### DESCRIPTION OF THE TASK
Print out every record exactly as it appears.

** begin RECORD SET **

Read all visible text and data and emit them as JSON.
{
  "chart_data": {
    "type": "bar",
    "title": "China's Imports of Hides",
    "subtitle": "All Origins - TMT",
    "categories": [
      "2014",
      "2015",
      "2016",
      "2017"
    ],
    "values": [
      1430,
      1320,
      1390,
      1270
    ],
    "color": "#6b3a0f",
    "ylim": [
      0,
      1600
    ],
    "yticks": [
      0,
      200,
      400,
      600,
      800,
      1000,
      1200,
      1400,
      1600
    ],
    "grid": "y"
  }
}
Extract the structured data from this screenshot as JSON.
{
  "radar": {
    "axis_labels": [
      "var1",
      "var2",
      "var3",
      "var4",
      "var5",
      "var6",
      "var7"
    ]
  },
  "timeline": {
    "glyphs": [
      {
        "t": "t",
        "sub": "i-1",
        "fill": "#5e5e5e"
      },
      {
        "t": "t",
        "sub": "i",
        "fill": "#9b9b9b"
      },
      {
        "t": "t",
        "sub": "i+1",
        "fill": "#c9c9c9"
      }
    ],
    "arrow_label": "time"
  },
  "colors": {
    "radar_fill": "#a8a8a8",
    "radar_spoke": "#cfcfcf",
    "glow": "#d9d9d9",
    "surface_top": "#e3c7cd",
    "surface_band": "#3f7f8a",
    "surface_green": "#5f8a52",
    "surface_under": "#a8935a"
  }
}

** end RECORD SET **

### REPLY
Read all visible text and data and emit them as JSON.
{
  "chart_data": {
    "type": "bar",
    "title": "China's Imports of Hides",
    "subtitle": "All Origins - TMT",
    "categories": [
      "2014",
      "2015",
      "2016",
      "2017"
    ],
    "values": [
      1430,
      1320,
      1390,
      1270
    ],
    "color": "#6b3a0f",
    "ylim": [
      0,
      1600
    ],
    "yticks": [
      0,
      200,
      400,
      600,
      800,
      1000,
      1200,
      1400,
      1600
    ],
    "grid": "y"
  }
}
Extract the structured data from this screenshot as JSON.
{
  "radar": {
    "axis_labels": [
      "var1",
      "var2",
      "var3",
      "var4",
      "var5",
      "var6",
      "var7"
    ]
  },
  "timeline": {
    "glyphs": [
      {
        "t": "t",
        "sub": "i-1",
        "fill": "#5e5e5e"
      },
      {
        "t": "t",
        "sub": "i",
        "fill": "#9b9b9b"
      },
      {
        "t": "t",
        "sub": "i+1",
        "fill": "#c9c9c9"
      }
    ],
    "arrow_label": "time"
  },
  "colors": {
    "radar_fill": "#a8a8a8",
    "radar_spoke": "#cfcfcf",
    "glow": "#d9d9d9",
    "surface_top": "#e3c7cd",
    "surface_band": "#3f7f8a",
    "surface_green": "#5f8a52",
    "surface_under": "#a8935a"
  }
}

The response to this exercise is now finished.